§ WHAT THIS TASK INVOLVES
Set each record down exactly, excluding all images.

§ Collected data entries
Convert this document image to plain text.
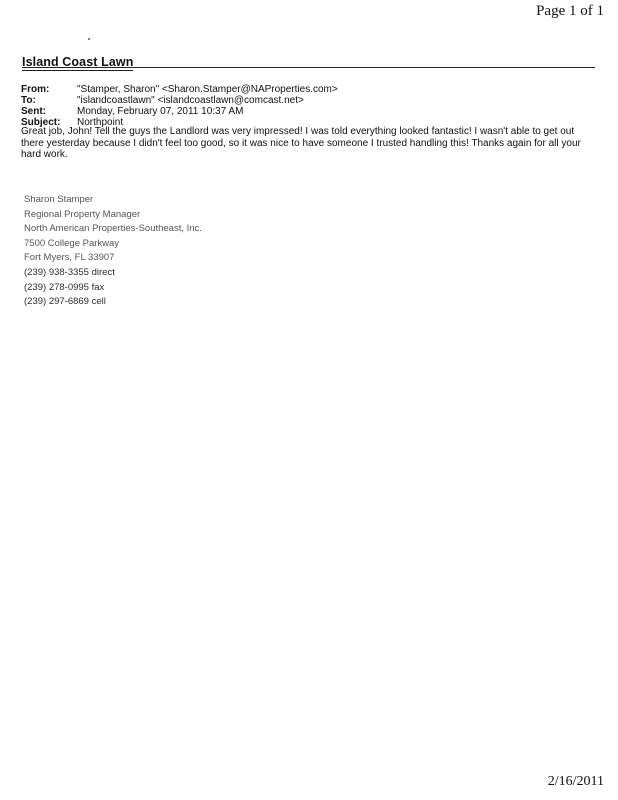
Page 1 of 1
Island Coast Lawn
From:	"Stamper, Sharon" <Sharon.Stamper@NAProperties.com>
To:	"islandcoastlawn" <islandcoastlawn@comcast.net>
Sent:	Monday, February 07, 2011 10:37 AM
Subject:	Northpoint
Great job, John! Tell the guys the Landlord was very impressed! I was told everything looked fantastic! I wasn't able to get out there yesterday because I didn't feel too good, so it was nice to have someone I trusted handling this! Thanks again for all your hard work.
Sharon Stamper
Regional Property Manager
North American Properties-Southeast, Inc.
7500 College Parkway
Fort Myers, FL 33907
(239) 938-3355 direct
(239) 278-0995 fax
(239) 297-6869 cell
2/16/2011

§ RESULT BELOW
Convert this document image to plain text.
Page 1 of 1
Island Coast Lawn
From:	"Stamper, Sharon" <Sharon.Stamper@NAProperties.com>
To:	"islandcoastlawn" <islandcoastlawn@comcast.net>
Sent:	Monday, February 07, 2011 10:37 AM
Subject:	Northpoint
Great job, John! Tell the guys the Landlord was very impressed! I was told everything looked fantastic! I wasn't able to get out there yesterday because I didn't feel too good, so it was nice to have someone I trusted handling this! Thanks again for all your hard work.
Sharon Stamper
Regional Property Manager
North American Properties-Southeast, Inc.
7500 College Parkway
Fort Myers, FL 33907
(239) 938-3355 direct
(239) 278-0995 fax
(239) 297-6869 cell
2/16/2011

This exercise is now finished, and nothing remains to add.